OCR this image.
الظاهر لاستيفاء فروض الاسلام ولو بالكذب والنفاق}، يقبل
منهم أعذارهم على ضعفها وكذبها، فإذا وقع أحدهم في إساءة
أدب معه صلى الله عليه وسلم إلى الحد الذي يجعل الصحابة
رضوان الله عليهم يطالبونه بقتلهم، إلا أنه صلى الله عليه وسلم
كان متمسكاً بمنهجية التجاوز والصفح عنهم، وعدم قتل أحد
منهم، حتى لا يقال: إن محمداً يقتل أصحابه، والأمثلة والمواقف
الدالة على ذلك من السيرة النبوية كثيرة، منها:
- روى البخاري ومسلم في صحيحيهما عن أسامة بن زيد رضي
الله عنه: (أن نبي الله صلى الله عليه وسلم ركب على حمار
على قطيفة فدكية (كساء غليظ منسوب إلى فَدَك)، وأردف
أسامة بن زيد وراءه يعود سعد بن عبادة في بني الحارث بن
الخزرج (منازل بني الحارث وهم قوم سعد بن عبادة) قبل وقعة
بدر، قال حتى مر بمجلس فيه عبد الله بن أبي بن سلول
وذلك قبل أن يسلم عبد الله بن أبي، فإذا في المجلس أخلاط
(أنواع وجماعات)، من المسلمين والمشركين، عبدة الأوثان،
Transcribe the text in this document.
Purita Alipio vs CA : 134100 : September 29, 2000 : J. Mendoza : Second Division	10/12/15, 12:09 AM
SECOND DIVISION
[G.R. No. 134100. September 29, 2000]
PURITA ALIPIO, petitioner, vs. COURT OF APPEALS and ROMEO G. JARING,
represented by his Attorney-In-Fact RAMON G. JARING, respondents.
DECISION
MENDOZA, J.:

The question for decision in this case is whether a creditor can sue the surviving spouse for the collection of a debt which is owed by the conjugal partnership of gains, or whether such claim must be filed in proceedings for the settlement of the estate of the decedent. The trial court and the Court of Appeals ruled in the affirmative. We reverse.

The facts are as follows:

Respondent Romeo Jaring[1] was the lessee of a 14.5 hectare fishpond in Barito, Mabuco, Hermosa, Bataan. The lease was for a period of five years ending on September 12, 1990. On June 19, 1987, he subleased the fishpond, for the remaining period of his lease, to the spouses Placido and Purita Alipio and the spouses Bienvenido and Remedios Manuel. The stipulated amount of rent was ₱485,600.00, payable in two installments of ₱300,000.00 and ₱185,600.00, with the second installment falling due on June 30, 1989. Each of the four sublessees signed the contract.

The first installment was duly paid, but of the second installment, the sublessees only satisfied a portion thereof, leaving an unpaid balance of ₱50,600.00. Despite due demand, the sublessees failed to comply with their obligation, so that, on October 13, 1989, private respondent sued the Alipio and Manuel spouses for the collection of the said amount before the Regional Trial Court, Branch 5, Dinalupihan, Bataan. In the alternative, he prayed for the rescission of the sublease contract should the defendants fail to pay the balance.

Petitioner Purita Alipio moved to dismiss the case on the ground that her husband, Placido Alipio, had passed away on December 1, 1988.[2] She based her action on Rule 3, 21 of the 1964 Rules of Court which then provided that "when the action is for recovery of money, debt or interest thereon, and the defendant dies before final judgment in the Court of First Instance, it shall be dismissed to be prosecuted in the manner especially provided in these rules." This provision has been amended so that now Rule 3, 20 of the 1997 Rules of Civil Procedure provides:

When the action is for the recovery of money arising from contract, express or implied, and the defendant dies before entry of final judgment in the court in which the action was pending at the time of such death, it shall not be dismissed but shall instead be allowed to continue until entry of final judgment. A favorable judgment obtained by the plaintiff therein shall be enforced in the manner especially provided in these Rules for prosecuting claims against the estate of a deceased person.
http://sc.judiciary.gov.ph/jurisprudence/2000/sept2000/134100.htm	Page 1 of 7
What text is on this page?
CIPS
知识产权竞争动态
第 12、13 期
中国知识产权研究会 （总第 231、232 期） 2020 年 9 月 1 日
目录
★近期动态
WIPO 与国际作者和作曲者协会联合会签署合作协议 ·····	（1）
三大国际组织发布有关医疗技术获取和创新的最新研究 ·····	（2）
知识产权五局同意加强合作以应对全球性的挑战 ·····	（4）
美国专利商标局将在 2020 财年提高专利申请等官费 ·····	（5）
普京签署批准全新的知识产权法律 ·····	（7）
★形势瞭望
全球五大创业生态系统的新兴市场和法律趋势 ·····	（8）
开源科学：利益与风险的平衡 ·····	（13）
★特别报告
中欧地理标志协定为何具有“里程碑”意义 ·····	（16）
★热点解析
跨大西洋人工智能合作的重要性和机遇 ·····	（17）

════════

_WHAT IS BEING ASKED_
Exactly reproduce the lines beginning with the one that contains "What text is on this page?" and ending with the last line of the material, both included. Leave out everything else.

_COMPLETE ANSWER_
What text is on this page?
CIPS
知识产权竞争动态
第 12、13 期
中国知识产权研究会 （总第 231、232 期） 2020 年 9 月 1 日
目录
★近期动态
WIPO 与国际作者和作曲者协会联合会签署合作协议 ·····	（1）
三大国际组织发布有关医疗技术获取和创新的最新研究 ·····	（2）
知识产权五局同意加强合作以应对全球性的挑战 ·····	（4）
美国专利商标局将在 2020 财年提高专利申请等官费 ·····	（5）
普京签署批准全新的知识产权法律 ·····	（7）
★形势瞭望
全球五大创业生态系统的新兴市场和法律趋势 ·····	（8）
开源科学：利益与风险的平衡 ·····	（13）
★特别报告
中欧地理标志协定为何具有“里程碑”意义 ·····	（16）
★热点解析
跨大西洋人工智能合作的重要性和机遇 ·····	（17）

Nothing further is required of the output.